━━━━━ Source data ━━━━━

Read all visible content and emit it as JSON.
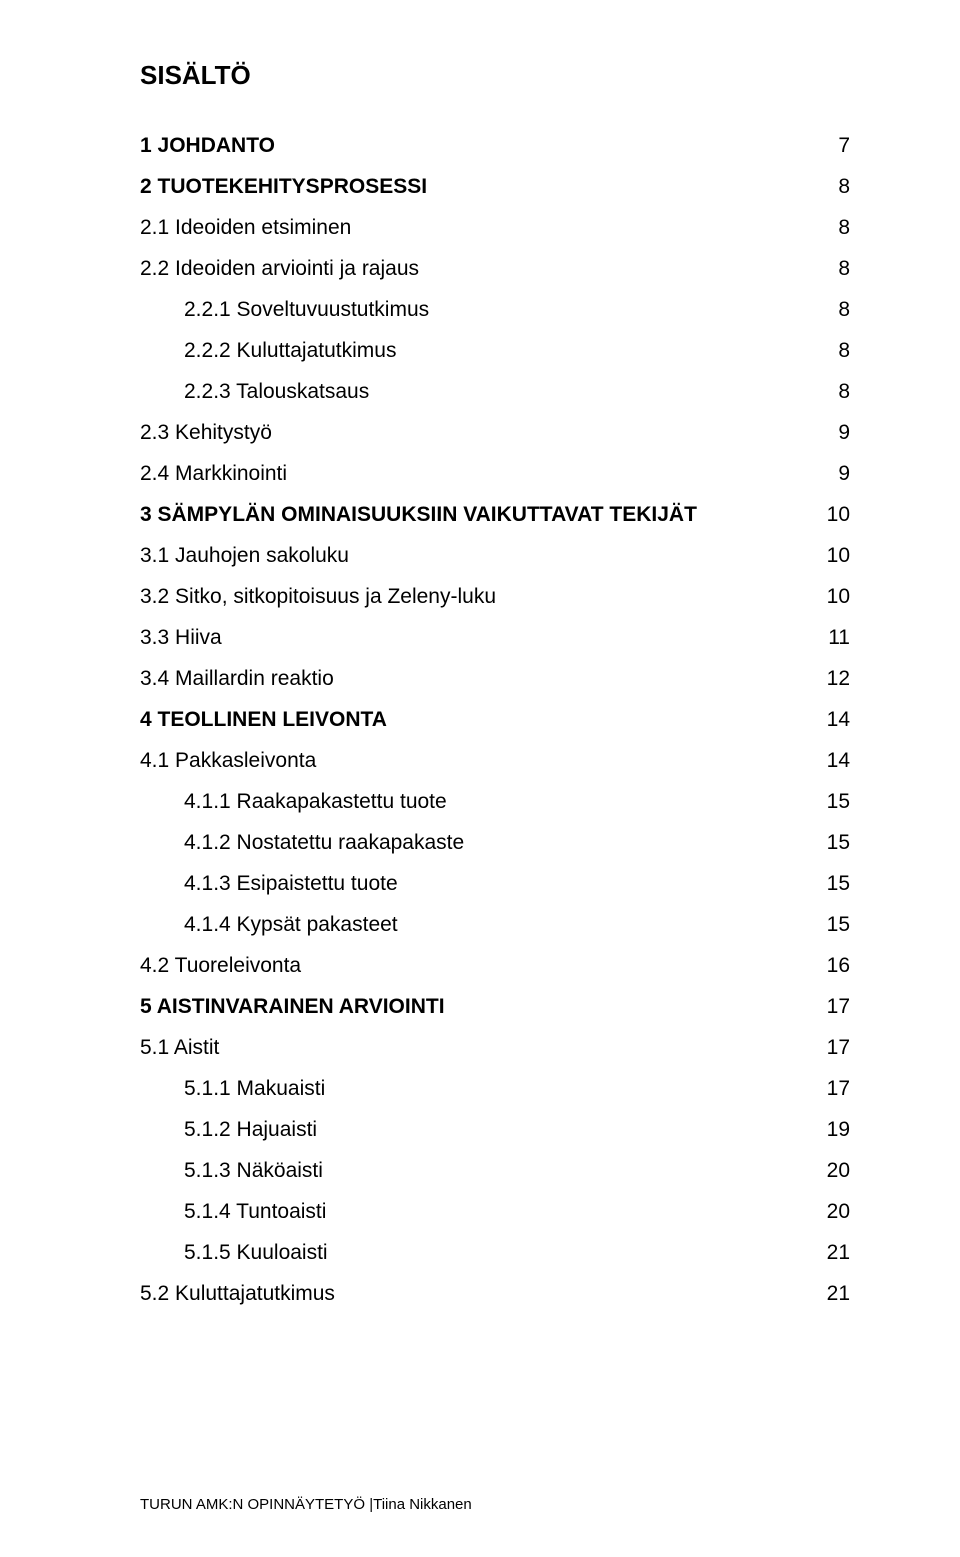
{
  "title": "SISÄLTÖ",
  "toc": [
    {
      "label": "1 JOHDANTO",
      "page": "7",
      "bold": true,
      "indent": 0
    },
    {
      "label": "2 TUOTEKEHITYSPROSESSI",
      "page": "8",
      "bold": true,
      "indent": 0
    },
    {
      "label": "2.1 Ideoiden etsiminen",
      "page": "8",
      "bold": false,
      "indent": 0
    },
    {
      "label": "2.2 Ideoiden arviointi ja rajaus",
      "page": "8",
      "bold": false,
      "indent": 0
    },
    {
      "label": "2.2.1 Soveltuvuustutkimus",
      "page": "8",
      "bold": false,
      "indent": 1
    },
    {
      "label": "2.2.2 Kuluttajatutkimus",
      "page": "8",
      "bold": false,
      "indent": 1
    },
    {
      "label": "2.2.3 Talouskatsaus",
      "page": "8",
      "bold": false,
      "indent": 1
    },
    {
      "label": "2.3 Kehitystyö",
      "page": "9",
      "bold": false,
      "indent": 0
    },
    {
      "label": "2.4 Markkinointi",
      "page": "9",
      "bold": false,
      "indent": 0
    },
    {
      "label": "3 SÄMPYLÄN OMINAISUUKSIIN VAIKUTTAVAT TEKIJÄT",
      "page": "10",
      "bold": true,
      "indent": 0
    },
    {
      "label": "3.1 Jauhojen sakoluku",
      "page": "10",
      "bold": false,
      "indent": 0
    },
    {
      "label": "3.2 Sitko, sitkopitoisuus ja Zeleny-luku",
      "page": "10",
      "bold": false,
      "indent": 0
    },
    {
      "label": "3.3 Hiiva",
      "page": "11",
      "bold": false,
      "indent": 0
    },
    {
      "label": "3.4 Maillardin reaktio",
      "page": "12",
      "bold": false,
      "indent": 0
    },
    {
      "label": "4 TEOLLINEN LEIVONTA",
      "page": "14",
      "bold": true,
      "indent": 0
    },
    {
      "label": "4.1 Pakkasleivonta",
      "page": "14",
      "bold": false,
      "indent": 0
    },
    {
      "label": "4.1.1 Raakapakastettu tuote",
      "page": "15",
      "bold": false,
      "indent": 1
    },
    {
      "label": "4.1.2 Nostatettu raakapakaste",
      "page": "15",
      "bold": false,
      "indent": 1
    },
    {
      "label": "4.1.3 Esipaistettu tuote",
      "page": "15",
      "bold": false,
      "indent": 1
    },
    {
      "label": "4.1.4 Kypsät pakasteet",
      "page": "15",
      "bold": false,
      "indent": 1
    },
    {
      "label": "4.2 Tuoreleivonta",
      "page": "16",
      "bold": false,
      "indent": 0
    },
    {
      "label": "5 AISTINVARAINEN ARVIOINTI",
      "page": "17",
      "bold": true,
      "indent": 0
    },
    {
      "label": "5.1 Aistit",
      "page": "17",
      "bold": false,
      "indent": 0
    },
    {
      "label": "5.1.1 Makuaisti",
      "page": "17",
      "bold": false,
      "indent": 1
    },
    {
      "label": "5.1.2 Hajuaisti",
      "page": "19",
      "bold": false,
      "indent": 1
    },
    {
      "label": "5.1.3 Näköaisti",
      "page": "20",
      "bold": false,
      "indent": 1
    },
    {
      "label": "5.1.4 Tuntoaisti",
      "page": "20",
      "bold": false,
      "indent": 1
    },
    {
      "label": "5.1.5 Kuuloaisti",
      "page": "21",
      "bold": false,
      "indent": 1
    },
    {
      "label": "5.2 Kuluttajatutkimus",
      "page": "21",
      "bold": false,
      "indent": 0
    }
  ],
  "footer": "TURUN AMK:N OPINNÄYTETYÖ |Tiina Nikkanen"
}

━━━━━

What is asked.
Give back each entry exactly as it appears, with no pictures.

Task answer.
Read all visible content and emit it as JSON.
{
  "title": "SISÄLTÖ",
  "toc": [
    {
      "label": "1 JOHDANTO",
      "page": "7",
      "bold": true,
      "indent": 0
    },
    {
      "label": "2 TUOTEKEHITYSPROSESSI",
      "page": "8",
      "bold": true,
      "indent": 0
    },
    {
      "label": "2.1 Ideoiden etsiminen",
      "page": "8",
      "bold": false,
      "indent": 0
    },
    {
      "label": "2.2 Ideoiden arviointi ja rajaus",
      "page": "8",
      "bold": false,
      "indent": 0
    },
    {
      "label": "2.2.1 Soveltuvuustutkimus",
      "page": "8",
      "bold": false,
      "indent": 1
    },
    {
      "label": "2.2.2 Kuluttajatutkimus",
      "page": "8",
      "bold": false,
      "indent": 1
    },
    {
      "label": "2.2.3 Talouskatsaus",
      "page": "8",
      "bold": false,
      "indent": 1
    },
    {
      "label": "2.3 Kehitystyö",
      "page": "9",
      "bold": false,
      "indent": 0
    },
    {
      "label": "2.4 Markkinointi",
      "page": "9",
      "bold": false,
      "indent": 0
    },
    {
      "label": "3 SÄMPYLÄN OMINAISUUKSIIN VAIKUTTAVAT TEKIJÄT",
      "page": "10",
      "bold": true,
      "indent": 0
    },
    {
      "label": "3.1 Jauhojen sakoluku",
      "page": "10",
      "bold": false,
      "indent": 0
    },
    {
      "label": "3.2 Sitko, sitkopitoisuus ja Zeleny-luku",
      "page": "10",
      "bold": false,
      "indent": 0
    },
    {
      "label": "3.3 Hiiva",
      "page": "11",
      "bold": false,
      "indent": 0
    },
    {
      "label": "3.4 Maillardin reaktio",
      "page": "12",
      "bold": false,
      "indent": 0
    },
    {
      "label": "4 TEOLLINEN LEIVONTA",
      "page": "14",
      "bold": true,
      "indent": 0
    },
    {
      "label": "4.1 Pakkasleivonta",
      "page": "14",
      "bold": false,
      "indent": 0
    },
    {
      "label": "4.1.1 Raakapakastettu tuote",
      "page": "15",
      "bold": false,
      "indent": 1
    },
    {
      "label": "4.1.2 Nostatettu raakapakaste",
      "page": "15",
      "bold": false,
      "indent": 1
    },
    {
      "label": "4.1.3 Esipaistettu tuote",
      "page": "15",
      "bold": false,
      "indent": 1
    },
    {
      "label": "4.1.4 Kypsät pakasteet",
      "page": "15",
      "bold": false,
      "indent": 1
    },
    {
      "label": "4.2 Tuoreleivonta",
      "page": "16",
      "bold": false,
      "indent": 0
    },
    {
      "label": "5 AISTINVARAINEN ARVIOINTI",
      "page": "17",
      "bold": true,
      "indent": 0
    },
    {
      "label": "5.1 Aistit",
      "page": "17",
      "bold": false,
      "indent": 0
    },
    {
      "label": "5.1.1 Makuaisti",
      "page": "17",
      "bold": false,
      "indent": 1
    },
    {
      "label": "5.1.2 Hajuaisti",
      "page": "19",
      "bold": false,
      "indent": 1
    },
    {
      "label": "5.1.3 Näköaisti",
      "page": "20",
      "bold": false,
      "indent": 1
    },
    {
      "label": "5.1.4 Tuntoaisti",
      "page": "20",
      "bold": false,
      "indent": 1
    },
    {
      "label": "5.1.5 Kuuloaisti",
      "page": "21",
      "bold": false,
      "indent": 1
    },
    {
      "label": "5.2 Kuluttajatutkimus",
      "page": "21",
      "bold": false,
      "indent": 0
    }
  ],
  "footer": "TURUN AMK:N OPINNÄYTETYÖ |Tiina Nikkanen"
}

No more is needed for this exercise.